** BEGIN Given passage **
Akili Academy’s larger-than-expected enrollment helped bring in an additional $300,000 in per-pupil funds to Crescent City Schools coffers this fall. Harriet Tubman Charter School also helped draw in unexpected money, bringing in a federal School Improvement Grant $500,000 larger than what was budgeted.

Overall, treasurer Doug Harrell told the CCS board at a meeting Wednesday night, the extra funds helped bring the central office’s net operating income “closer to a break-even point,” at $3,427.*

Crescent City’s CEO Kate Mehok reported that the school still faces facility issues, especially at Akili Academy. The lights in the kindergarten rooms do not work at all, and lighting throughout the school is faulty. Mehok said the school’s administration is in constant contact with the Recovery School District, which owns the building, the project coordinator and the general contractor who are all aware of the problems.

“Nobody else seems to think this is an emergency and here we are at week eight, nine? But because we’re not paying utilities we don’t have the leverage,” Mehok said.

Christopher Hines, the organization’s chief operations officer, said Harriet Tubman students will move to the old O. Perry Walker building over Christmas break while the current Tubman building undergoes renovations. Walker has merged with L.B. Landry and is using Landry’s campus now.
** END Given passage **
Description of the task —
Copy the news report on Crescent City Schools finances and facilities word for word, from start to finish.
** BEGIN Dataset content **
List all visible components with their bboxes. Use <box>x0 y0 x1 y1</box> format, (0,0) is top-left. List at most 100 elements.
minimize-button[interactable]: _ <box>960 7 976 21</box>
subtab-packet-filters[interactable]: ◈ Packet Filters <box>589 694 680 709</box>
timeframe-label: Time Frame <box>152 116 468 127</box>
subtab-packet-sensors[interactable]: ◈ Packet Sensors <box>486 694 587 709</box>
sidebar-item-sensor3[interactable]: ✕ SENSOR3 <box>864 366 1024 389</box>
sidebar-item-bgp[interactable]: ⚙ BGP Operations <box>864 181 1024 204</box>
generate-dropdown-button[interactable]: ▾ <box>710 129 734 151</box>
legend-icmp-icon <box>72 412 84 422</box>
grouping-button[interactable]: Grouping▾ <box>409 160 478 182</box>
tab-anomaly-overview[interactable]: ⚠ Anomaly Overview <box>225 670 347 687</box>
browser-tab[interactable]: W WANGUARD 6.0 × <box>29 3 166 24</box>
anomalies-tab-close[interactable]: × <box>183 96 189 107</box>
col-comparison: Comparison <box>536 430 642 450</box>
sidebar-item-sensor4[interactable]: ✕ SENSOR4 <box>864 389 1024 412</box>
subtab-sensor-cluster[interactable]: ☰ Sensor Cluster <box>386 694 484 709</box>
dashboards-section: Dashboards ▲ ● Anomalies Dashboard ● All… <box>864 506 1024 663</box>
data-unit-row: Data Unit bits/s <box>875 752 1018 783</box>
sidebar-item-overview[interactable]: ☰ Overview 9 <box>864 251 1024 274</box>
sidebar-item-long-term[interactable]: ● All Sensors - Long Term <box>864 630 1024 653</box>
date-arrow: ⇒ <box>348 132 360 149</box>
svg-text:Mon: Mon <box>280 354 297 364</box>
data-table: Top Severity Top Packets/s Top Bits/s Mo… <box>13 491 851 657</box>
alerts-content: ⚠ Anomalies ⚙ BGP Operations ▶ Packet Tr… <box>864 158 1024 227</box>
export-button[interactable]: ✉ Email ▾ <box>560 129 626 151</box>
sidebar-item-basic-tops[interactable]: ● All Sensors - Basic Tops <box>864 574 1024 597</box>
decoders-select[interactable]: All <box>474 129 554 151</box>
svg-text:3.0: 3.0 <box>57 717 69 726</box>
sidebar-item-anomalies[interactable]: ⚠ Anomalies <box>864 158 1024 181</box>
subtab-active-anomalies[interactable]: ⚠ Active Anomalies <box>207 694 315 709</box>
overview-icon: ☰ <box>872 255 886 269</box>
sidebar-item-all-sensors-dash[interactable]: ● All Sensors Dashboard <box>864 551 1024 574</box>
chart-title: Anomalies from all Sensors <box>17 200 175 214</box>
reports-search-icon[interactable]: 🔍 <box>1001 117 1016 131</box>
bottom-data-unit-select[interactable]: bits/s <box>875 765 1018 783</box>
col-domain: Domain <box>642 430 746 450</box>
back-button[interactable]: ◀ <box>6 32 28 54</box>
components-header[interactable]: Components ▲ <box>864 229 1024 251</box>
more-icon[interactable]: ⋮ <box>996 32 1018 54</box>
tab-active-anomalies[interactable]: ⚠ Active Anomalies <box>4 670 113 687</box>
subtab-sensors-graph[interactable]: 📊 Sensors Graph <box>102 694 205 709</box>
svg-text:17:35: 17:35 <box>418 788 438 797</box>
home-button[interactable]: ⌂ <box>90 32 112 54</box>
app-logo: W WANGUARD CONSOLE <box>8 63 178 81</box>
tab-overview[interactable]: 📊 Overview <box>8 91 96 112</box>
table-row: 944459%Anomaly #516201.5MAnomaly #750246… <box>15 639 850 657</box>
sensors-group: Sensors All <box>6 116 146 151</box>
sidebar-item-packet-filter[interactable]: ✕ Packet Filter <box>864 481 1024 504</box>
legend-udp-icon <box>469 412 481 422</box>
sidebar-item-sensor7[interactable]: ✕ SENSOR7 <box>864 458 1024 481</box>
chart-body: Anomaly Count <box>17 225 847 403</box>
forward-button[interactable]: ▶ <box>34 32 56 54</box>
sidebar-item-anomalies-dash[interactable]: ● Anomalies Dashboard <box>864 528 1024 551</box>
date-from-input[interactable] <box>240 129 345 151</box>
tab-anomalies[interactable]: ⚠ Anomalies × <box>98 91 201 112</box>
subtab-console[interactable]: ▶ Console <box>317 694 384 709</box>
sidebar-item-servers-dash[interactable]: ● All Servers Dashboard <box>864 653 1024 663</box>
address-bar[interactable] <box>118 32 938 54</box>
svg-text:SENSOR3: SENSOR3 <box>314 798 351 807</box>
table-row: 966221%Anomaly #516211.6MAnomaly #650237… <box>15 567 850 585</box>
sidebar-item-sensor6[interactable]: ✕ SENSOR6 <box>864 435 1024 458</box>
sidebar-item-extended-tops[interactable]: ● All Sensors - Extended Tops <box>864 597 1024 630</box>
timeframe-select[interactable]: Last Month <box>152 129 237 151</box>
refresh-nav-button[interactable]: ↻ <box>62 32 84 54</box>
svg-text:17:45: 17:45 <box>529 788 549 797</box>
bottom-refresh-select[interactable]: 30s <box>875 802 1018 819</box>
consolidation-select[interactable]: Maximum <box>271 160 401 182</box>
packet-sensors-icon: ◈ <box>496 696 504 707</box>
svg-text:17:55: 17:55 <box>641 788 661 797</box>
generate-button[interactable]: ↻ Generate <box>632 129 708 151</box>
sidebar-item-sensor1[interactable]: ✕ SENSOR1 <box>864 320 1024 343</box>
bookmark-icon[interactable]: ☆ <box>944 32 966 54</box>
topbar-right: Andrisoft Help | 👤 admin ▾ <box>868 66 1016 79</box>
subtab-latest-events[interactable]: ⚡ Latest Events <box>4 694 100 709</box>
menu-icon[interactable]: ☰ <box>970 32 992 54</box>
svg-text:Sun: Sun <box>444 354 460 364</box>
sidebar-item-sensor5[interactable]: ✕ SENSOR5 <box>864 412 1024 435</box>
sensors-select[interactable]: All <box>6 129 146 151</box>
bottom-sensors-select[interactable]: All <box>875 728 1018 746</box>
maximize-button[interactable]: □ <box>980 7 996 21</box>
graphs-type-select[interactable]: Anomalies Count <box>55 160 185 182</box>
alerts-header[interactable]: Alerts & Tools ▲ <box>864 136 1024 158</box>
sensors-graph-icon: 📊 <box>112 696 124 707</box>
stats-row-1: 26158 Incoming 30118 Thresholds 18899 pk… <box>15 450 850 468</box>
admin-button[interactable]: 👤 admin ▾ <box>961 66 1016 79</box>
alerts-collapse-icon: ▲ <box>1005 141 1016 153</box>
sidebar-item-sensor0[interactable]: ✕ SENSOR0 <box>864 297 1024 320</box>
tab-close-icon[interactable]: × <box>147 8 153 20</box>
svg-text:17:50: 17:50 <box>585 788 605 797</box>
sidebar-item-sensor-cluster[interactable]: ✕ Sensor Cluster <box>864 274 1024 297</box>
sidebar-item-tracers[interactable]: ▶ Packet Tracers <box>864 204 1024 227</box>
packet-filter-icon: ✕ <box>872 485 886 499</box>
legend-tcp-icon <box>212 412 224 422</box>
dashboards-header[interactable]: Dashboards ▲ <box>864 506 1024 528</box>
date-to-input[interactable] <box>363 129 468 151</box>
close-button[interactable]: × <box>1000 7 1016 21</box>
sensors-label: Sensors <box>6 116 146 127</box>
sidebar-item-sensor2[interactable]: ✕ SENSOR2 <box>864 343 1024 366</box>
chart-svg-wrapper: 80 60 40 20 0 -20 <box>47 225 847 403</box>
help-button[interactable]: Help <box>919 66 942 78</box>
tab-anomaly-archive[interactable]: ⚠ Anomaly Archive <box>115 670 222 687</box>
** END Dataset content **
Correct answer —
Akili Academy’s larger-than-expected enrollment helped bring in an additional $300,000 in per-pupil funds to Crescent City Schools coffers this fall. Harriet Tubman Charter School also helped draw in unexpected money, bringing in a federal School Improvement Grant $500,000 larger than what was budgeted.

Overall, treasurer Doug Harrell told the CCS board at a meeting Wednesday night, the extra funds helped bring the central office’s net operating income “closer to a break-even point,” at $3,427.*

Crescent City’s CEO Kate Mehok reported that the school still faces facility issues, especially at Akili Academy. The lights in the kindergarten rooms do not work at all, and lighting throughout the school is faulty. Mehok said the school’s administration is in constant contact with the Recovery School District, which owns the building, the project coordinator and the general contractor who are all aware of the problems.

“Nobody else seems to think this is an emergency and here we are at week eight, nine? But because we’re not paying utilities we don’t have the leverage,” Mehok said.

Christopher Hines, the organization’s chief operations officer, said Harriet Tubman students will move to the old O. Perry Walker building over Christmas break while the current Tubman building undergoes renovations. Walker has merged with L.B. Landry and is using Landry’s campus now.